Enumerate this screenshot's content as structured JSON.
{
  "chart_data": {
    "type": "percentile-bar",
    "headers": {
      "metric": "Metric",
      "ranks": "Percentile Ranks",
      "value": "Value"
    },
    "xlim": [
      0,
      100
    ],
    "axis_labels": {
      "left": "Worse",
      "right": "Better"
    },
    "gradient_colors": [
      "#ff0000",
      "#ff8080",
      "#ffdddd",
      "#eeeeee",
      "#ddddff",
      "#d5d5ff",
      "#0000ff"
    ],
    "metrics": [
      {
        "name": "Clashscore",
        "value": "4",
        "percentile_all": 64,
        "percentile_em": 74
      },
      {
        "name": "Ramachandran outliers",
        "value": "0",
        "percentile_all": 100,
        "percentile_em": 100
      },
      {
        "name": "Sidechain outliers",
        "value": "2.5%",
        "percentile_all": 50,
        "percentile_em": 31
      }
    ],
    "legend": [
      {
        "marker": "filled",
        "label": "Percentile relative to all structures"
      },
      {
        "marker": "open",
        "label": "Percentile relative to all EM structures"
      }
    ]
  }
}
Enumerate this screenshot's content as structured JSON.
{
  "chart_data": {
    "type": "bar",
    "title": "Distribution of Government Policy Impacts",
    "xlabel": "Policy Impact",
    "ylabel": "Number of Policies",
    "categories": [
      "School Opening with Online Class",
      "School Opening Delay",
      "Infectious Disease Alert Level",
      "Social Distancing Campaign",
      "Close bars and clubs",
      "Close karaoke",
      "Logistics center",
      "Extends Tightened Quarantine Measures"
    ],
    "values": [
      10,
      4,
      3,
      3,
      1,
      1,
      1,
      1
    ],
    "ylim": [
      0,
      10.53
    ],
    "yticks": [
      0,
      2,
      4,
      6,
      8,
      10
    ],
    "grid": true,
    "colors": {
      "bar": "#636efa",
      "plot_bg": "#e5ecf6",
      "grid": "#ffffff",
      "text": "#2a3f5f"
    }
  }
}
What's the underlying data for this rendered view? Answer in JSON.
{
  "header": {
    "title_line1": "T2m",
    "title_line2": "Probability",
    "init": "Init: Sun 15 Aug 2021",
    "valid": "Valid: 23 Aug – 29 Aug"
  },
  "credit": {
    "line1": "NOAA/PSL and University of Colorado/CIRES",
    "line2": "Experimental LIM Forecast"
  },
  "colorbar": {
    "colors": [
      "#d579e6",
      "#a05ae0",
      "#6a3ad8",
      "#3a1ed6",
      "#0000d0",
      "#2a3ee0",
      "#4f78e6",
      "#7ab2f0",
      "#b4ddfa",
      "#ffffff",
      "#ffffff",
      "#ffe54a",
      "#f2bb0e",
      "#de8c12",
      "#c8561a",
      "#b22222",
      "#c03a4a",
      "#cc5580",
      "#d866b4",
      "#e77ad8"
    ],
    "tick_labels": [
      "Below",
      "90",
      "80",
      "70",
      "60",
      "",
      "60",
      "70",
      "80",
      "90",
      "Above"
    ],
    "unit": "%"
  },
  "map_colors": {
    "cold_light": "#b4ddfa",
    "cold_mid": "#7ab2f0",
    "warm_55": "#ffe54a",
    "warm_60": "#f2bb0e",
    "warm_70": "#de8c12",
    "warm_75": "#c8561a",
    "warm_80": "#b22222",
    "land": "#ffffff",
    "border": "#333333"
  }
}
※ ※ ※
Reproduce the material above exactly; please quote every line of it.

Enumerate this screenshot's content as structured JSON.
{
  "chart_data": {
    "type": "percentile-bar",
    "headers": {
      "metric": "Metric",
      "ranks": "Percentile Ranks",
      "value": "Value"
    },
    "xlim": [
      0,
      100
    ],
    "axis_labels": {
      "left": "Worse",
      "right": "Better"
    },
    "gradient_colors": [
      "#ff0000",
      "#ff8080",
      "#ffdddd",
      "#eeeeee",
      "#ddddff",
      "#d5d5ff",
      "#0000ff"
    ],
    "metrics": [
      {
        "name": "Clashscore",
        "value": "4",
        "percentile_all": 64,
        "percentile_em": 74
      },
      {
        "name": "Ramachandran outliers",
        "value": "0",
        "percentile_all": 100,
        "percentile_em": 100
      },
      {
        "name": "Sidechain outliers",
        "value": "2.5%",
        "percentile_all": 50,
        "percentile_em": 31
      }
    ],
    "legend": [
      {
        "marker": "filled",
        "label": "Percentile relative to all structures"
      },
      {
        "marker": "open",
        "label": "Percentile relative to all EM structures"
      }
    ]
  }
}
Enumerate this screenshot's content as structured JSON.
{
  "chart_data": {
    "type": "bar",
    "title": "Distribution of Government Policy Impacts",
    "xlabel": "Policy Impact",
    "ylabel": "Number of Policies",
    "categories": [
      "School Opening with Online Class",
      "School Opening Delay",
      "Infectious Disease Alert Level",
      "Social Distancing Campaign",
      "Close bars and clubs",
      "Close karaoke",
      "Logistics center",
      "Extends Tightened Quarantine Measures"
    ],
    "values": [
      10,
      4,
      3,
      3,
      1,
      1,
      1,
      1
    ],
    "ylim": [
      0,
      10.53
    ],
    "yticks": [
      0,
      2,
      4,
      6,
      8,
      10
    ],
    "grid": true,
    "colors": {
      "bar": "#636efa",
      "plot_bg": "#e5ecf6",
      "grid": "#ffffff",
      "text": "#2a3f5f"
    }
  }
}
What's the underlying data for this rendered view? Answer in JSON.
{
  "header": {
    "title_line1": "T2m",
    "title_line2": "Probability",
    "init": "Init: Sun 15 Aug 2021",
    "valid": "Valid: 23 Aug – 29 Aug"
  },
  "credit": {
    "line1": "NOAA/PSL and University of Colorado/CIRES",
    "line2": "Experimental LIM Forecast"
  },
  "colorbar": {
    "colors": [
      "#d579e6",
      "#a05ae0",
      "#6a3ad8",
      "#3a1ed6",
      "#0000d0",
      "#2a3ee0",
      "#4f78e6",
      "#7ab2f0",
      "#b4ddfa",
      "#ffffff",
      "#ffffff",
      "#ffe54a",
      "#f2bb0e",
      "#de8c12",
      "#c8561a",
      "#b22222",
      "#c03a4a",
      "#cc5580",
      "#d866b4",
      "#e77ad8"
    ],
    "tick_labels": [
      "Below",
      "90",
      "80",
      "70",
      "60",
      "",
      "60",
      "70",
      "80",
      "90",
      "Above"
    ],
    "unit": "%"
  },
  "map_colors": {
    "cold_light": "#b4ddfa",
    "cold_mid": "#7ab2f0",
    "warm_55": "#ffe54a",
    "warm_60": "#f2bb0e",
    "warm_70": "#de8c12",
    "warm_75": "#c8561a",
    "warm_80": "#b22222",
    "land": "#ffffff",
    "border": "#333333"
  }
}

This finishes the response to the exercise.